-- BEGIN Document excerpt --
Interview with Kate Wilson on The Impossibility of Love

The Ekphrastic Review: Van Gogh is the most “ekphrasticized” of all the artists. Why do you think that is? Why did you choose to write about Van Gogh’s work?
 
Kate Wilson: I think the fact his paintings have become so popular over time and he’s been commercialised has played a part in the number of creative pieces that draw inspiration from his work. In the UK and around the world there have been several different immersive gallery experiences in recent years which explore his troubled life and I think his personal story; his suffering and tragic death also compound this interest. But then again, I don’t think people would be so inspired by his works were they not beautiful. There is something about those vivid colours which makes them incredibly appealing. For me personally, I chose to write about Van Gogh because his paintings meant something to me. As a child I painted my own version of the sunflowers and my grandmother bought me a print of them shortly after in an effort to encourage me. She was a painter herself and Van Gogh’s sunflowers are tied up with my memories of her.
 
The Ekphrastic Review: Colour is naturally a recurring theme or inspiration in these poems, as it was for Van Gogh’s paintings. Tell us a bit about your relationship with colours in general. Tell us something, too, about the way Van Gogh used colour that you find especially moving.
 
Kate Wilson: For me, colour helps articulate mood and emotional state and has often been important in my writing. When I was looking at Van Gogh’s paintings, particularly his self portraits which show the evolution of his style and use of colour over time, it seemed there was a correlation between the vividness of his work and his own mental turmoil. It felt to me like his way of seeing the vibrancy and beauty of things came at a great cost to him and I found this incredibly sad. I’ve tried to capture this in the collection.
-- END Document excerpt --
-- BEGIN Given information --
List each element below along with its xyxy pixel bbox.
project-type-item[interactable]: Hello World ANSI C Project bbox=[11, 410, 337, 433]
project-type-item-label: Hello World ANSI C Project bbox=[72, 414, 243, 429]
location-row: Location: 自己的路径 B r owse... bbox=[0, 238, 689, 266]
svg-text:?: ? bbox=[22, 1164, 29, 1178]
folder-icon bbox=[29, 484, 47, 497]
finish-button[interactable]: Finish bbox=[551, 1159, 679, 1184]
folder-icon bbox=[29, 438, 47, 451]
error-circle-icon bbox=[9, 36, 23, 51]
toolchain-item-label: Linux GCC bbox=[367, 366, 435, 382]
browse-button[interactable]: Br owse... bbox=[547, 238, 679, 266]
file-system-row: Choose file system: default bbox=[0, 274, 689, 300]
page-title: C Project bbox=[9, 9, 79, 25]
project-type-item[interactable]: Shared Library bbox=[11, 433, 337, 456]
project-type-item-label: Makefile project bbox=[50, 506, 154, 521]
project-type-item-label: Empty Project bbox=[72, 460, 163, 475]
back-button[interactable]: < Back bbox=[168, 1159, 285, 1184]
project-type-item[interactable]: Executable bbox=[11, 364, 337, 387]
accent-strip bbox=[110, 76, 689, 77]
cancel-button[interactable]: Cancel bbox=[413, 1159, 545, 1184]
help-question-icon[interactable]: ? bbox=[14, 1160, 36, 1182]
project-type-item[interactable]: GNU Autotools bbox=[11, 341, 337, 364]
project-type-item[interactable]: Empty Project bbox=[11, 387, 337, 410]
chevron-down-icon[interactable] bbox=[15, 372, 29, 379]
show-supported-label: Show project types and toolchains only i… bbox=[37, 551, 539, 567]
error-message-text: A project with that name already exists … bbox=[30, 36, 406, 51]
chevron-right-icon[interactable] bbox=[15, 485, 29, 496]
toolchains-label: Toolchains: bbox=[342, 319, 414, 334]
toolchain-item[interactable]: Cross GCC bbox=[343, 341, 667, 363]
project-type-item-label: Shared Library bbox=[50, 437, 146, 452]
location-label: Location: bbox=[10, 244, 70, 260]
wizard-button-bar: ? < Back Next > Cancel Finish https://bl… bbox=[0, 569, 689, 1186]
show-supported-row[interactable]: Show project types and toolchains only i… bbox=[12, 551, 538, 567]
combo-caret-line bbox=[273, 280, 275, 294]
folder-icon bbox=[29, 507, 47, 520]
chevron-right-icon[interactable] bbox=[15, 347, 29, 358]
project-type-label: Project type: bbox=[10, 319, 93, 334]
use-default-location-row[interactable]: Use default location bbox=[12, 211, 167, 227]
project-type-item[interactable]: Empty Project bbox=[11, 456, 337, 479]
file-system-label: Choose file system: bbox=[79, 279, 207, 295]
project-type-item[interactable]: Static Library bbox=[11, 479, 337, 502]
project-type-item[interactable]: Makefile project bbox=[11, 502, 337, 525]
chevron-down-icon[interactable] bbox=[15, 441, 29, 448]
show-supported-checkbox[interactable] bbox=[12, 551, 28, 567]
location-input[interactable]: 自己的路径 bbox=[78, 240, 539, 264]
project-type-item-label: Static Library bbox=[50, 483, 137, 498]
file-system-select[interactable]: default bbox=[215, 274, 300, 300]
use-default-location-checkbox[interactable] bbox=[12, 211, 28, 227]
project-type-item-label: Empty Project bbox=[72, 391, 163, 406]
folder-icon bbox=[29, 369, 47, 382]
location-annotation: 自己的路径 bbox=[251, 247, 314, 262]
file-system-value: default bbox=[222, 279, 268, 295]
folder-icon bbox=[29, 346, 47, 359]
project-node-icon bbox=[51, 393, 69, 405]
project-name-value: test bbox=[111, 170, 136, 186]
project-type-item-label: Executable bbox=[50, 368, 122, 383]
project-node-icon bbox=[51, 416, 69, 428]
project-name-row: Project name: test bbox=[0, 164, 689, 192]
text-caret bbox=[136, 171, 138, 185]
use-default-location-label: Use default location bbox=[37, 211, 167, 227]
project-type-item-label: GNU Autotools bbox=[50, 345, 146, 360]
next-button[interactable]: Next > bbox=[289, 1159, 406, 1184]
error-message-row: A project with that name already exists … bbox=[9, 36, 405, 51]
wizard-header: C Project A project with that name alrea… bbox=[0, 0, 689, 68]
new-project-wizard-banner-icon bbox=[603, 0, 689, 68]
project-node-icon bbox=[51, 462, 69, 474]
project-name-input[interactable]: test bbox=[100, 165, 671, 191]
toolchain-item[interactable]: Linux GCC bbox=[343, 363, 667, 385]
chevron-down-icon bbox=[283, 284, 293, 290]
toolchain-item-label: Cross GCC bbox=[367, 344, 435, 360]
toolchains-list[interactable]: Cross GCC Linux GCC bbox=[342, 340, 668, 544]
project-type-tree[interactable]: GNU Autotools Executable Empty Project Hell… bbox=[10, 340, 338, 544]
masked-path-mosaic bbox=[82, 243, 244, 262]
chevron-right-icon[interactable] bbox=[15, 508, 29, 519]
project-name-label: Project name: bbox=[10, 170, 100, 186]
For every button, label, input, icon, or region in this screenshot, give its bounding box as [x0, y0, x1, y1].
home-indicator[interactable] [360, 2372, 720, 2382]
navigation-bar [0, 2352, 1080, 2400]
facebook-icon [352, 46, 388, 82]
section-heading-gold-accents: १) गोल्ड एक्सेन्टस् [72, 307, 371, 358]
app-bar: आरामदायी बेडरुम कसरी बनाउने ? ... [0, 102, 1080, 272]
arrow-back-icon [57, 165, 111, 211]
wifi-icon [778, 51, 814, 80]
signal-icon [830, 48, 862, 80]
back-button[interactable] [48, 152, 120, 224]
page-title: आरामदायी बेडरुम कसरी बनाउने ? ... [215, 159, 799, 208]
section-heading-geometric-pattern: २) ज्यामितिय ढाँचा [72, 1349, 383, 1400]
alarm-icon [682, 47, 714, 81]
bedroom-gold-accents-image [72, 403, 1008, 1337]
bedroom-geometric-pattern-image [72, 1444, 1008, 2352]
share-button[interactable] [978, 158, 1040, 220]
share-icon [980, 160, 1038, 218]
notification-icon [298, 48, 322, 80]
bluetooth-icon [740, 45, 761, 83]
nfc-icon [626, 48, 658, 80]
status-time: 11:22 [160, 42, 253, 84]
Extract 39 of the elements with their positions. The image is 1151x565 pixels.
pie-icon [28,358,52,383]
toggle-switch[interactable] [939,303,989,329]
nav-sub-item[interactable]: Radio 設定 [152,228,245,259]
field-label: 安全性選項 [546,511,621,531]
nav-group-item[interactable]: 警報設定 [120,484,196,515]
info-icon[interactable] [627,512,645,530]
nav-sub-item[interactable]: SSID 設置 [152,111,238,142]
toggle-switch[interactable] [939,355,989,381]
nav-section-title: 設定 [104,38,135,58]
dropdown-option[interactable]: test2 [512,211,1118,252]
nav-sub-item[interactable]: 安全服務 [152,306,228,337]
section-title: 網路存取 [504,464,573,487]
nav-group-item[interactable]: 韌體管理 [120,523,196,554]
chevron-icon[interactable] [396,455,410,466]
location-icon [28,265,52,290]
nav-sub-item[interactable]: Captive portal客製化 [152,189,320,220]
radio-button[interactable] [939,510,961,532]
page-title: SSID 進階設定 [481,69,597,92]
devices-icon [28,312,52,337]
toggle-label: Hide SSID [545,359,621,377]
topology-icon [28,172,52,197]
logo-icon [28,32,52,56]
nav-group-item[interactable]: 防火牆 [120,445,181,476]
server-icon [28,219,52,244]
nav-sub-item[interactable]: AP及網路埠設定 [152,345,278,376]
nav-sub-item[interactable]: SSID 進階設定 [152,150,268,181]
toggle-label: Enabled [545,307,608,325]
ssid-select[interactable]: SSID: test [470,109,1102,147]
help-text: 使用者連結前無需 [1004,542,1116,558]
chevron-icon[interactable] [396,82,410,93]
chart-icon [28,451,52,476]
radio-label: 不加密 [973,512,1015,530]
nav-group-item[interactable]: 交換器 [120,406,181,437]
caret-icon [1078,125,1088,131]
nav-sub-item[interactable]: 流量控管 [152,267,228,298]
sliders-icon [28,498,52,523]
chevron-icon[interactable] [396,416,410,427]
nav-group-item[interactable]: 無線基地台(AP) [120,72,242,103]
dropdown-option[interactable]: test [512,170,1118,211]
-- END Given information --
• Problems:
1/ Quote the Kate Wilson interview between "The Ekphrastic Review: Colour" and "find especially moving.", inclusive.
2/ In the Kate Wilson interview, what did Wilson's grandmother buy her after she painted her own version of the sunflowers?

• Outputs by task:
1/
The Ekphrastic Review: Colour is naturally a recurring theme or inspiration in these poems, as it was for Van Gogh’s paintings. Tell us a bit about your relationship with colours in general. Tell us something, too, about the way Van Gogh used colour that you find especially moving.

2/ A print of Van Gogh's sunflowers.